• **What needs to be done**:
Please reproduce the records' lines exactly as they appear, starting at the line that contains "row-people: 43 [576, 714, 607, 740]" and stopping after the line that contains "row-event-number: 02-306 [192, 944, 261, 970]".

[BEGIN The records]

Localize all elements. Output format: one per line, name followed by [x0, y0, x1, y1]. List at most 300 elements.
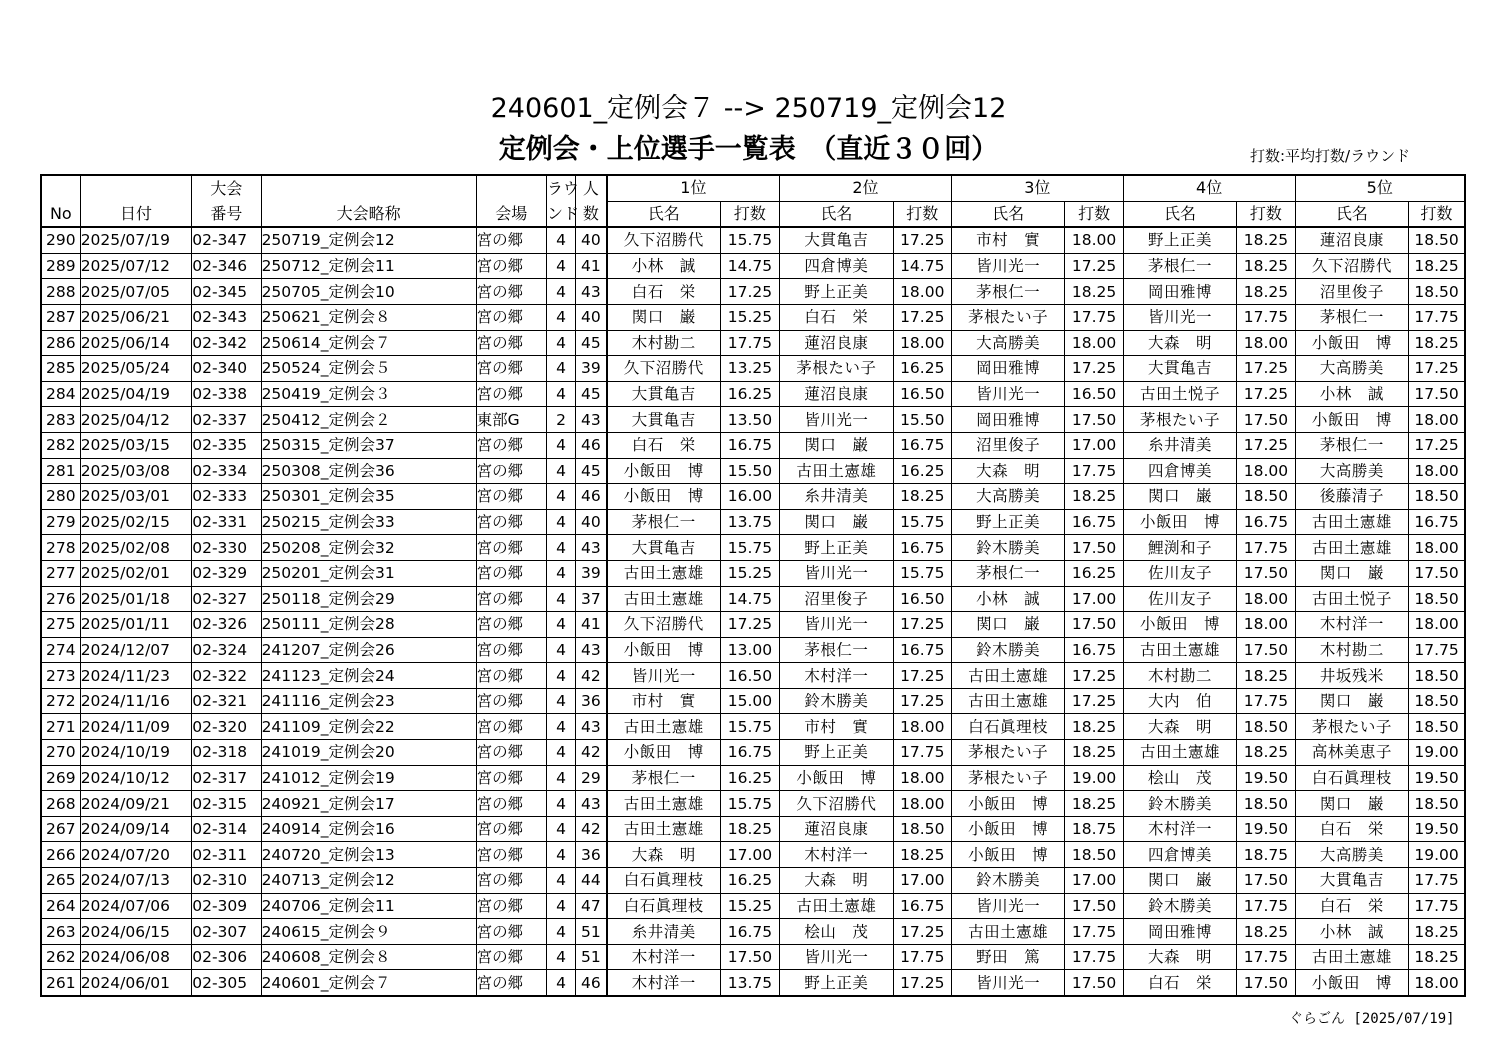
row-people: 43 [576, 714, 607, 740]
header-name-5: 氏名 [1295, 201, 1409, 227]
rank-2-name: 茅根仁一 [780, 637, 894, 663]
row-people: 46 [576, 432, 607, 458]
row-rounds: 4 [546, 637, 575, 663]
rank-5-name: 関口 巌 [1295, 560, 1409, 586]
table-row [41, 637, 1465, 663]
row-event-number: 02-315 [192, 791, 261, 817]
rank-4-name: 四倉博美 [1123, 842, 1237, 868]
rank-3-name: 小飯田 博 [951, 791, 1065, 817]
rank-4-score: 18.50 [1237, 714, 1295, 740]
row-date: 2024/10/19 [80, 740, 192, 766]
rank-2-score: 16.75 [893, 893, 951, 919]
row-no: 286 [41, 330, 80, 356]
rank-2-score: 16.25 [893, 458, 951, 484]
rank-1-name: 大貫亀吉 [607, 535, 721, 561]
rank-1-name: 小飯田 博 [607, 740, 721, 766]
rank-1-name: 木村洋一 [607, 944, 721, 970]
rank-3-name: 岡田雅博 [951, 356, 1065, 382]
rank-5-score: 17.75 [1409, 893, 1465, 919]
rank-5-name: 古田土憲雄 [1295, 535, 1409, 561]
rank-4-name: 大森 明 [1123, 714, 1237, 740]
row-rounds: 4 [546, 944, 575, 970]
rank-2-score: 17.25 [893, 688, 951, 714]
row-no: 276 [41, 586, 80, 612]
rank-1-name: 古田土憲雄 [607, 714, 721, 740]
rank-1-name: 白石眞理枝 [607, 868, 721, 894]
rank-5-score: 17.50 [1409, 560, 1465, 586]
row-short-name: 240921_定例会17 [261, 791, 476, 817]
rank-5-score: 17.75 [1409, 868, 1465, 894]
row-people: 36 [576, 842, 607, 868]
row-people: 46 [576, 970, 607, 996]
rank-5-name: 関口 巌 [1295, 688, 1409, 714]
row-date: 2024/07/06 [80, 893, 192, 919]
row-venue: 宮の郷 [476, 304, 546, 330]
row-date: 2025/03/15 [80, 432, 192, 458]
header-event-top: 大会 [192, 175, 261, 201]
row-event-number: 02-306 [192, 944, 261, 970]
rank-2-name: 沼里俊子 [780, 586, 894, 612]
rank-4-score: 18.25 [1237, 740, 1295, 766]
row-event-number: 02-311 [192, 842, 261, 868]
row-short-name: 250201_定例会31 [261, 560, 476, 586]
header-name-3: 氏名 [951, 201, 1065, 227]
rank-5-score: 18.00 [1409, 458, 1465, 484]
rank-2-name: 大森 明 [780, 868, 894, 894]
page-title: 240601_定例会７ --> 250719_定例会12 [490, 93, 1007, 124]
table-row [41, 407, 1465, 433]
row-people: 43 [576, 279, 607, 305]
row-short-name: 240601_定例会７ [261, 970, 476, 996]
rank-1-name: 皆川光一 [607, 663, 721, 689]
row-date: 2024/06/15 [80, 919, 192, 945]
ranking-table [40, 174, 1466, 997]
rank-4-name: 桧山 茂 [1123, 765, 1237, 791]
row-no: 274 [41, 637, 80, 663]
row-venue: 宮の郷 [476, 356, 546, 382]
rank-3-name: 皆川光一 [951, 893, 1065, 919]
rank-5-score: 18.50 [1409, 663, 1465, 689]
table-row [41, 279, 1465, 305]
row-short-name: 250524_定例会５ [261, 356, 476, 382]
rank-5-name: 木村勘二 [1295, 637, 1409, 663]
rank-2-score: 17.25 [893, 227, 951, 253]
rank-5-score: 18.50 [1409, 714, 1465, 740]
table-row [41, 381, 1465, 407]
table-row [41, 304, 1465, 330]
row-event-number: 02-338 [192, 381, 261, 407]
rank-1-score: 13.50 [720, 407, 779, 433]
rank-3-score: 17.00 [1065, 586, 1123, 612]
row-event-number: 02-331 [192, 509, 261, 535]
rank-1-name: 茅根仁一 [607, 509, 721, 535]
rank-5-score: 19.00 [1409, 740, 1465, 766]
rank-2-name: 市村 實 [780, 714, 894, 740]
rank-1-score: 14.75 [720, 253, 779, 279]
header-short-top [261, 175, 476, 201]
rank-2-name: 蓮沼良康 [780, 816, 894, 842]
row-date: 2024/07/13 [80, 868, 192, 894]
rank-4-name: 野上正美 [1123, 227, 1237, 253]
row-date: 2025/07/12 [80, 253, 192, 279]
row-people: 39 [576, 356, 607, 382]
header-rank-3: 3位 [951, 175, 1123, 201]
row-short-name: 250419_定例会３ [261, 381, 476, 407]
row-short-name: 241123_定例会24 [261, 663, 476, 689]
row-venue: 宮の郷 [476, 509, 546, 535]
row-date: 2025/01/11 [80, 612, 192, 638]
table-row [41, 663, 1465, 689]
rank-3-score: 17.50 [1065, 612, 1123, 638]
rank-1-score: 17.00 [720, 842, 779, 868]
rank-3-name: 古田土憲雄 [951, 688, 1065, 714]
row-date: 2025/01/18 [80, 586, 192, 612]
table-row [41, 765, 1465, 791]
rank-2-name: 桧山 茂 [780, 919, 894, 945]
rank-4-name: 茅根たい子 [1123, 407, 1237, 433]
rank-5-name: 白石 栄 [1295, 893, 1409, 919]
row-short-name: 250712_定例会11 [261, 253, 476, 279]
rank-5-name: 後藤清子 [1295, 484, 1409, 510]
rank-4-score: 17.25 [1237, 381, 1295, 407]
table-row [41, 868, 1465, 894]
rank-2-name: 野上正美 [780, 279, 894, 305]
rank-5-score: 17.50 [1409, 381, 1465, 407]
rank-1-name: 久下沼勝代 [607, 227, 721, 253]
rank-4-score: 18.50 [1237, 791, 1295, 817]
row-rounds: 4 [546, 560, 575, 586]
row-people: 45 [576, 458, 607, 484]
rank-2-score: 15.75 [893, 509, 951, 535]
rank-5-score: 18.50 [1409, 227, 1465, 253]
row-no: 282 [41, 432, 80, 458]
row-date: 2024/09/14 [80, 816, 192, 842]
rank-3-name: 茅根たい子 [951, 304, 1065, 330]
rank-4-name: 関口 巌 [1123, 868, 1237, 894]
row-date: 2025/03/08 [80, 458, 192, 484]
row-venue: 宮の郷 [476, 227, 546, 253]
row-rounds: 4 [546, 279, 575, 305]
row-short-name: 250308_定例会36 [261, 458, 476, 484]
row-no: 290 [41, 227, 80, 253]
row-date: 2025/07/19 [80, 227, 192, 253]
table-row [41, 509, 1465, 535]
rank-2-score: 18.00 [893, 791, 951, 817]
rank-1-name: 小飯田 博 [607, 484, 721, 510]
header-score-4: 打数 [1237, 201, 1295, 227]
row-people: 46 [576, 484, 607, 510]
rank-1-name: 小飯田 博 [607, 458, 721, 484]
row-no: 283 [41, 407, 80, 433]
row-event-number: 02-320 [192, 714, 261, 740]
rank-4-name: 古田土悦子 [1123, 381, 1237, 407]
rank-5-name: 白石 栄 [1295, 816, 1409, 842]
rank-2-score: 18.00 [893, 765, 951, 791]
rank-1-score: 15.25 [720, 304, 779, 330]
row-event-number: 02-342 [192, 330, 261, 356]
row-rounds: 4 [546, 765, 575, 791]
rank-3-score: 18.00 [1065, 330, 1123, 356]
rank-2-name: 皆川光一 [780, 407, 894, 433]
rank-4-name: 木村洋一 [1123, 816, 1237, 842]
row-no: 272 [41, 688, 80, 714]
table-row [41, 586, 1465, 612]
rank-1-score: 16.75 [720, 919, 779, 945]
rank-5-score: 18.00 [1409, 970, 1465, 996]
row-rounds: 4 [546, 227, 575, 253]
table-row [41, 227, 1465, 253]
header-rank-4: 4位 [1123, 175, 1295, 201]
rank-1-name: 木村洋一 [607, 970, 721, 996]
row-venue: 宮の郷 [476, 253, 546, 279]
row-rounds: 4 [546, 381, 575, 407]
rank-5-score: 18.50 [1409, 484, 1465, 510]
row-rounds: 4 [546, 509, 575, 535]
rank-1-score: 17.75 [720, 330, 779, 356]
row-date: 2025/04/19 [80, 381, 192, 407]
rank-5-score: 17.25 [1409, 356, 1465, 382]
rank-3-score: 18.25 [1065, 714, 1123, 740]
rank-5-score: 18.00 [1409, 535, 1465, 561]
row-rounds: 4 [546, 791, 575, 817]
header-people: 数 [576, 201, 607, 227]
rank-2-name: 小飯田 博 [780, 765, 894, 791]
table-row [41, 791, 1465, 817]
rank-2-score: 18.00 [893, 330, 951, 356]
rank-1-name: 糸井清美 [607, 919, 721, 945]
rank-2-name: 古田土憲雄 [780, 458, 894, 484]
rank-5-name: 大高勝美 [1295, 458, 1409, 484]
page-subtitle: 定例会・上位選手一覧表 （直近３０回） [498, 134, 999, 165]
rank-1-score: 16.75 [720, 740, 779, 766]
rank-2-name: 皆川光一 [780, 560, 894, 586]
rank-1-name: 大貫亀吉 [607, 407, 721, 433]
rank-5-score: 16.75 [1409, 509, 1465, 535]
rank-5-score: 17.25 [1409, 432, 1465, 458]
row-rounds: 4 [546, 612, 575, 638]
row-no: 275 [41, 612, 80, 638]
header-score-5: 打数 [1409, 201, 1465, 227]
rank-2-score: 16.50 [893, 586, 951, 612]
rank-4-name: 大森 明 [1123, 330, 1237, 356]
rank-2-score: 16.75 [893, 637, 951, 663]
row-no: 277 [41, 560, 80, 586]
rank-5-score: 18.50 [1409, 279, 1465, 305]
rank-4-name: 岡田雅博 [1123, 279, 1237, 305]
row-venue: 宮の郷 [476, 688, 546, 714]
rank-3-name: 皆川光一 [951, 970, 1065, 996]
rank-2-score: 18.50 [893, 816, 951, 842]
row-no: 279 [41, 509, 80, 535]
rank-4-score: 16.75 [1237, 509, 1295, 535]
row-short-name: 250111_定例会28 [261, 612, 476, 638]
row-no: 263 [41, 919, 80, 945]
rank-4-name: 古田土憲雄 [1123, 637, 1237, 663]
row-event-number: 02-314 [192, 816, 261, 842]
rank-4-name: 小飯田 博 [1123, 612, 1237, 638]
row-people: 40 [576, 227, 607, 253]
row-rounds: 4 [546, 535, 575, 561]
rank-2-score: 18.25 [893, 842, 951, 868]
row-no: 288 [41, 279, 80, 305]
row-rounds: 4 [546, 714, 575, 740]
row-date: 2024/06/08 [80, 944, 192, 970]
rank-3-score: 18.50 [1065, 842, 1123, 868]
rank-5-name: 蓮沼良康 [1295, 227, 1409, 253]
rank-1-name: 古田土憲雄 [607, 791, 721, 817]
rank-1-name: 白石 栄 [607, 279, 721, 305]
rank-1-score: 16.00 [720, 484, 779, 510]
row-venue: 宮の郷 [476, 970, 546, 996]
row-people: 43 [576, 791, 607, 817]
rank-2-score: 17.25 [893, 612, 951, 638]
rank-4-score: 18.25 [1237, 663, 1295, 689]
rank-3-score: 17.75 [1065, 919, 1123, 945]
row-no: 271 [41, 714, 80, 740]
rank-3-score: 18.25 [1065, 279, 1123, 305]
row-rounds: 4 [546, 356, 575, 382]
rank-5-score: 18.50 [1409, 688, 1465, 714]
rank-3-score: 19.00 [1065, 765, 1123, 791]
row-no: 266 [41, 842, 80, 868]
row-event-number: 02-333 [192, 484, 261, 510]
rank-3-name: 茅根仁一 [951, 560, 1065, 586]
row-date: 2024/11/16 [80, 688, 192, 714]
rank-1-score: 15.50 [720, 458, 779, 484]
rank-4-score: 19.50 [1237, 765, 1295, 791]
rank-3-score: 17.75 [1065, 458, 1123, 484]
header-name-2: 氏名 [780, 201, 894, 227]
row-event-number: 02-346 [192, 253, 261, 279]
rank-2-score: 18.00 [893, 279, 951, 305]
rank-5-score: 19.50 [1409, 816, 1465, 842]
row-venue: 宮の郷 [476, 868, 546, 894]
row-people: 40 [576, 304, 607, 330]
row-venue: 宮の郷 [476, 714, 546, 740]
rank-1-score: 17.50 [720, 944, 779, 970]
rank-4-score: 17.50 [1237, 637, 1295, 663]
rank-1-name: 久下沼勝代 [607, 612, 721, 638]
row-short-name: 250719_定例会12 [261, 227, 476, 253]
rank-1-score: 16.25 [720, 868, 779, 894]
row-short-name: 250621_定例会８ [261, 304, 476, 330]
rank-3-score: 16.75 [1065, 509, 1123, 535]
row-date: 2025/05/24 [80, 356, 192, 382]
rank-3-name: 古田土憲雄 [951, 663, 1065, 689]
rank-3-name: 茅根たい子 [951, 740, 1065, 766]
row-no: 284 [41, 381, 80, 407]
row-short-name: 240706_定例会11 [261, 893, 476, 919]
rank-3-score: 16.75 [1065, 637, 1123, 663]
rank-4-score: 17.75 [1237, 893, 1295, 919]
table-row [41, 612, 1465, 638]
rank-4-name: 大森 明 [1123, 944, 1237, 970]
row-date: 2024/11/23 [80, 663, 192, 689]
row-people: 43 [576, 535, 607, 561]
rank-1-score: 15.25 [720, 893, 779, 919]
header-rank-2: 2位 [780, 175, 952, 201]
rank-4-name: 糸井清美 [1123, 432, 1237, 458]
row-no: 267 [41, 816, 80, 842]
rank-5-score: 18.50 [1409, 586, 1465, 612]
rank-5-name: 茅根たい子 [1295, 714, 1409, 740]
rank-1-score: 15.75 [720, 535, 779, 561]
rank-3-score: 17.00 [1065, 432, 1123, 458]
rank-1-score: 15.75 [720, 227, 779, 253]
row-event-number: 02-330 [192, 535, 261, 561]
row-people: 45 [576, 381, 607, 407]
rank-2-name: 野上正美 [780, 970, 894, 996]
rank-3-name: 茅根たい子 [951, 765, 1065, 791]
row-date: 2025/03/01 [80, 484, 192, 510]
rank-1-name: 白石 栄 [607, 432, 721, 458]
rank-3-score: 17.25 [1065, 688, 1123, 714]
rank-4-name: 古田土憲雄 [1123, 740, 1237, 766]
row-rounds: 4 [546, 458, 575, 484]
row-event-number: 02-321 [192, 688, 261, 714]
row-venue: 宮の郷 [476, 560, 546, 586]
header-venue: 会場 [476, 201, 546, 227]
row-short-name: 241012_定例会19 [261, 765, 476, 791]
header-row-bottom [41, 201, 1465, 227]
rank-4-name: 茅根仁一 [1123, 253, 1237, 279]
row-event-number: 02-345 [192, 279, 261, 305]
row-event-number: 02-322 [192, 663, 261, 689]
rank-5-name: 古田土憲雄 [1295, 944, 1409, 970]
rank-1-score: 16.75 [720, 432, 779, 458]
row-rounds: 4 [546, 484, 575, 510]
row-no: 273 [41, 663, 80, 689]
score-note: 打数:平均打数/ラウンド [1250, 147, 1411, 165]
row-date: 2024/12/07 [80, 637, 192, 663]
rank-2-score: 18.25 [893, 484, 951, 510]
rank-1-score: 15.75 [720, 714, 779, 740]
rank-4-score: 17.50 [1237, 970, 1295, 996]
rank-2-score: 17.00 [893, 868, 951, 894]
rank-1-name: 白石眞理枝 [607, 893, 721, 919]
header-score-1: 打数 [720, 201, 779, 227]
rank-2-score: 17.25 [893, 304, 951, 330]
rank-3-score: 17.25 [1065, 356, 1123, 382]
row-rounds: 4 [546, 304, 575, 330]
rank-1-score: 14.75 [720, 586, 779, 612]
header-rounds: ンド [546, 201, 575, 227]
rank-1-name: 市村 實 [607, 688, 721, 714]
row-event-number: 02-324 [192, 637, 261, 663]
rank-4-score: 17.25 [1237, 356, 1295, 382]
rank-1-score: 16.25 [720, 381, 779, 407]
rank-5-name: 小飯田 博 [1295, 330, 1409, 356]
table-body [41, 227, 1465, 996]
rank-4-score: 18.00 [1237, 330, 1295, 356]
row-no: 261 [41, 970, 80, 996]
rank-2-name: 木村洋一 [780, 663, 894, 689]
row-event-number: 02-335 [192, 432, 261, 458]
row-date: 2025/06/21 [80, 304, 192, 330]
rank-5-name: 古田土憲雄 [1295, 509, 1409, 535]
row-short-name: 241116_定例会23 [261, 688, 476, 714]
rank-1-name: 古田土憲雄 [607, 586, 721, 612]
row-rounds: 4 [546, 253, 575, 279]
rank-5-score: 19.50 [1409, 765, 1465, 791]
rank-2-name: 関口 巌 [780, 509, 894, 535]
row-venue: 宮の郷 [476, 279, 546, 305]
rank-3-score: 17.25 [1065, 253, 1123, 279]
row-short-name: 240608_定例会８ [261, 944, 476, 970]
row-rounds: 4 [546, 740, 575, 766]
rank-3-name: 鈴木勝美 [951, 637, 1065, 663]
row-event-number: 02-347 [192, 227, 261, 253]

[END The records]

• **Full response**:
row-people: 43 [576, 714, 607, 740]
header-name-5: 氏名 [1295, 201, 1409, 227]
rank-2-name: 茅根仁一 [780, 637, 894, 663]
row-people: 46 [576, 432, 607, 458]
row-rounds: 4 [546, 637, 575, 663]
rank-5-name: 関口 巌 [1295, 560, 1409, 586]
table-row [41, 637, 1465, 663]
row-event-number: 02-315 [192, 791, 261, 817]
rank-4-name: 四倉博美 [1123, 842, 1237, 868]
rank-3-name: 小飯田 博 [951, 791, 1065, 817]
rank-4-score: 18.50 [1237, 714, 1295, 740]
row-date: 2024/10/19 [80, 740, 192, 766]
rank-2-score: 16.75 [893, 893, 951, 919]
row-no: 286 [41, 330, 80, 356]
rank-2-score: 16.25 [893, 458, 951, 484]
rank-1-name: 大貫亀吉 [607, 535, 721, 561]
rank-1-name: 小飯田 博 [607, 740, 721, 766]
rank-1-name: 木村洋一 [607, 944, 721, 970]
rank-3-name: 岡田雅博 [951, 356, 1065, 382]
rank-5-score: 17.75 [1409, 893, 1465, 919]
rank-5-name: 古田土憲雄 [1295, 535, 1409, 561]
rank-4-name: 大森 明 [1123, 714, 1237, 740]
row-rounds: 4 [546, 944, 575, 970]
rank-2-score: 17.25 [893, 688, 951, 714]
row-no: 276 [41, 586, 80, 612]
rank-1-name: 古田土憲雄 [607, 714, 721, 740]
rank-1-name: 白石眞理枝 [607, 868, 721, 894]
rank-5-score: 17.50 [1409, 560, 1465, 586]
row-short-name: 240921_定例会17 [261, 791, 476, 817]
rank-5-score: 17.75 [1409, 868, 1465, 894]
row-people: 36 [576, 842, 607, 868]
row-people: 46 [576, 970, 607, 996]
rank-5-name: 関口 巌 [1295, 688, 1409, 714]
row-date: 2024/07/06 [80, 893, 192, 919]
row-venue: 宮の郷 [476, 304, 546, 330]
row-date: 2025/03/15 [80, 432, 192, 458]
header-event-top: 大会 [192, 175, 261, 201]
row-event-number: 02-306 [192, 944, 261, 970]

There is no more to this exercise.